**Problems to solve**:
1. In the comment thread about Pokémon, what kind of card is the Water card said to be?
2. Write what comes next in the comment thread about Pokémon, picking up after its final comment.

**Text provided**:
════════════════

You can catch Lydia on Twitter.

Comments

This video has erased what knowledge I had of Pokémon and replaced it all with varying degrees of loathing. 10/10 article.

petertron

OMG. This reminds me of the Joe Keery amiibo/SSB video, that came out right when he must’ve signed on to do Stranger Things. He gives his little brother shit for not having an amiibo, his little brother is crushing on some girl and thinks getting an amiibo will get her to him, the kid sits in a meditation garden holding a Mario amiibo, contemplating the meaning of Marioness during a training montage about becoming one with the amiibo, then the kid pulls out a Pikachu amiibo to show he’s serious about ass-kicking. To his credit, Joe Keery really seems to get across the notion that he genuinely loves beating this kid at SSB. But once that kid pulls out that Pikachu amiibo, it’s like they all just give up, or are at least seriously considering it because fighting against Pikachu is a battle no one can survive.

Stephanie Reinheimer

I don't know, but I know you buried it because you were terrified of returning it late to the library.

Brendan McGinley

At least on the bright side, the Water card shown there is an energy card, which even a first-time player would recognise are the most common cards in the game and easily replaced.

Swift Justice

Lydia, thank you for another great article and for clarifying that, no, there is no rule stating the loser of a game has to give the winner one of their cards. Even when it’s not Learning Day, I’m learning new things here!

FancyShark

Ok! https://www.youtube.com/watch?v=aDLe3pwOZv0

Lydia Bugg

You have created a better game. Go make that, please!

Lydia Bugg

I have never played Pokemon and am only vaguely aware of it through pop culture references, so this is a completely serious question: do all Pokemon just put on wigs to become different Pokemon? Is there a Pikachu with a kick-ass pompadour out there? Or a Squirtle with extensions?

════════════════

**Data for analysis**:
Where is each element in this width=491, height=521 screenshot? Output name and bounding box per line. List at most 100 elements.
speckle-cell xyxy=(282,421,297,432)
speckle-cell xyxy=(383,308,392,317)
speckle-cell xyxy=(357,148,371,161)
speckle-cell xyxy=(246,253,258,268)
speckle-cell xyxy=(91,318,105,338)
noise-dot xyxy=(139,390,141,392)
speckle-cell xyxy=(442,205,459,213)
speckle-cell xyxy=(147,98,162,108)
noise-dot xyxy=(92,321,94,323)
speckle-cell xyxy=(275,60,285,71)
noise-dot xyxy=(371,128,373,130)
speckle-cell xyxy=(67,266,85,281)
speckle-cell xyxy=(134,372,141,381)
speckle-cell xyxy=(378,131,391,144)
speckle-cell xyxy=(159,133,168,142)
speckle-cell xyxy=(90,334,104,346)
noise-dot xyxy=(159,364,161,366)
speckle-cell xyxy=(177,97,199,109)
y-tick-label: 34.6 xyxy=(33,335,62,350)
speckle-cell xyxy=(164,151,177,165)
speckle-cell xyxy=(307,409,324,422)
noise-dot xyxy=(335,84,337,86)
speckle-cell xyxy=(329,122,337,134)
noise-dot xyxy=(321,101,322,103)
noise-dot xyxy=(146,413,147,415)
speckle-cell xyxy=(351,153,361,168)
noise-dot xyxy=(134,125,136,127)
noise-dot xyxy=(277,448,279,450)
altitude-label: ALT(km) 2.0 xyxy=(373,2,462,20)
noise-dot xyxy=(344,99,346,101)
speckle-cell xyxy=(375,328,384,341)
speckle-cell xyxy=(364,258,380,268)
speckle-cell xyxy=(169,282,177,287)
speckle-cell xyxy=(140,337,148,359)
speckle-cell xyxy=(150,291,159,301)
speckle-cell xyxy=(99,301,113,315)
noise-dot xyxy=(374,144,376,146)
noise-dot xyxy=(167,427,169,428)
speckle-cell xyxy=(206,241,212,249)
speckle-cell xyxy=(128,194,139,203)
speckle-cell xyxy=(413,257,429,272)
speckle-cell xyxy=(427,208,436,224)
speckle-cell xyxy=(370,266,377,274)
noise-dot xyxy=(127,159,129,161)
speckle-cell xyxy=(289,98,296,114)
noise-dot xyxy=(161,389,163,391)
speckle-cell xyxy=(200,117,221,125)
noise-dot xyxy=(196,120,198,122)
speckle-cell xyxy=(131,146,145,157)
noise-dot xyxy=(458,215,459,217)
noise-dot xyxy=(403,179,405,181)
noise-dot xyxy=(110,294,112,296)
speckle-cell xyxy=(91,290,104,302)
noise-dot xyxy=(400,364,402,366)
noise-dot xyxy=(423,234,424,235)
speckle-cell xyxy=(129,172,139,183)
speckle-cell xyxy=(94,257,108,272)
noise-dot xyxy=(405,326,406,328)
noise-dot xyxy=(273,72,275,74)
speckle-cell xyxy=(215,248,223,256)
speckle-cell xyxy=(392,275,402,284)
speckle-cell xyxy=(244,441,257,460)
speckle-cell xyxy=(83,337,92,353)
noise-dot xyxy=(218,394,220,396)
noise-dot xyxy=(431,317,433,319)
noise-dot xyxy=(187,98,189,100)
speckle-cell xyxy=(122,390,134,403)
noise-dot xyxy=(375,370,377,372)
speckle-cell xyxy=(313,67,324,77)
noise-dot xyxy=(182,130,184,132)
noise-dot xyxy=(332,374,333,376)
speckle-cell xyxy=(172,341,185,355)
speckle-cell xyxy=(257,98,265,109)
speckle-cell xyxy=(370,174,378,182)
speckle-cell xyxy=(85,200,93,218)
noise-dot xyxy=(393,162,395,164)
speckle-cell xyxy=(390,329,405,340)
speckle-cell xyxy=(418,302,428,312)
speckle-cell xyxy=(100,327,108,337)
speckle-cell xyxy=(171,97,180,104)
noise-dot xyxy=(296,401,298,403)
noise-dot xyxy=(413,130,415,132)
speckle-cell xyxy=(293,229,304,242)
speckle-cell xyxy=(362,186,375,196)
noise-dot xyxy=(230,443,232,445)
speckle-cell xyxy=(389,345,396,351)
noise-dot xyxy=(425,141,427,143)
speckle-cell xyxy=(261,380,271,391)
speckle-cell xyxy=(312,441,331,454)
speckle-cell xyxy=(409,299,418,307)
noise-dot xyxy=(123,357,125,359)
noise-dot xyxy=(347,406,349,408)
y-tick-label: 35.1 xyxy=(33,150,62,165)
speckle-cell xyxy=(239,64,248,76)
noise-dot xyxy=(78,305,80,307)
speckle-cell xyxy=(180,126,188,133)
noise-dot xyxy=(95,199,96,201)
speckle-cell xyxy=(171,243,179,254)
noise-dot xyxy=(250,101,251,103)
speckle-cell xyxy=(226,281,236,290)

════════════════

**Answers by item**:
1. An energy card.

2.
Jeff Orasky

That Alolan Dugtrio can GET IT

Bulge Nelson

And with that I suddenly remember having read The Library Policeman. Fuck you, Brendan. You know how long it took to bury that?

Bonnybedlam

I just find it funny it says people only collect and not play. That’s now true more than ever that you’ll never see a gunfight follow a game of Pokémon TCG but will instead see a massacre at a Target after two people fought over the last booster pack in stock.

Devon the Rogue Supreme

Let's Kickstart this game.

1900HOTDOG

So when I was still in college I would make extra money substitute teaching. I was in missouri. Once a health teacher had me play a video for the class. some kind of make healthy choices diet and exercise nonsense you'd have for junior high kids. I popped in the VHS tape and Jon fucking Hamm was the star/host of that film. it was made back in the 90s I think. Maybe early 00s he had that parted in the middle hair that was popular then. To this day I regret not stealing that VHS when I left for the day

DeltaFoxtrot

Careful, saying shit like that is how you end up with Pants Chapley staring at you from the depths of the mirror. Again.

LyraV

Lydia, please please post this video.

Thomas m Gallipoli

"Smile for the popomans" is exactly the kind of phrase Stephen King might use to haunt a character who has buried a traumatic memory. I'll leave you to conjecture from there.

Brendan McGinley

Dugtrio used Thirst!!!

LyraV

yes trayton has tried to teach me about his own monster card fighter game he did make the cards himself out of whittling and lots of them are the different bad guys from Remington Steele but maybe I'm am luckier than these adults because Traytons has no maths or numbers it's just whoever makes the sound effects best (loudest) wins the fight

sissyneck

You also made Wikipedia, IMDb and Instagram pages for Penn Badgely because there's no way a real person could have such an obviously fake name

Frank Pavey

you made Penn Badgely up for this article, no real human has such a name

SoylentRobot

A Pokemon card training video? What was the sales pitch? "Now you too can have bigger nerds call you a game freak for not playing Gen 1 on a Gameboy." And I see these kids would get along with the nerds of today just fine. If this was filmed today, these kids would be streaming Fortnite and talking to their parents about the merits of yelling racists tirades.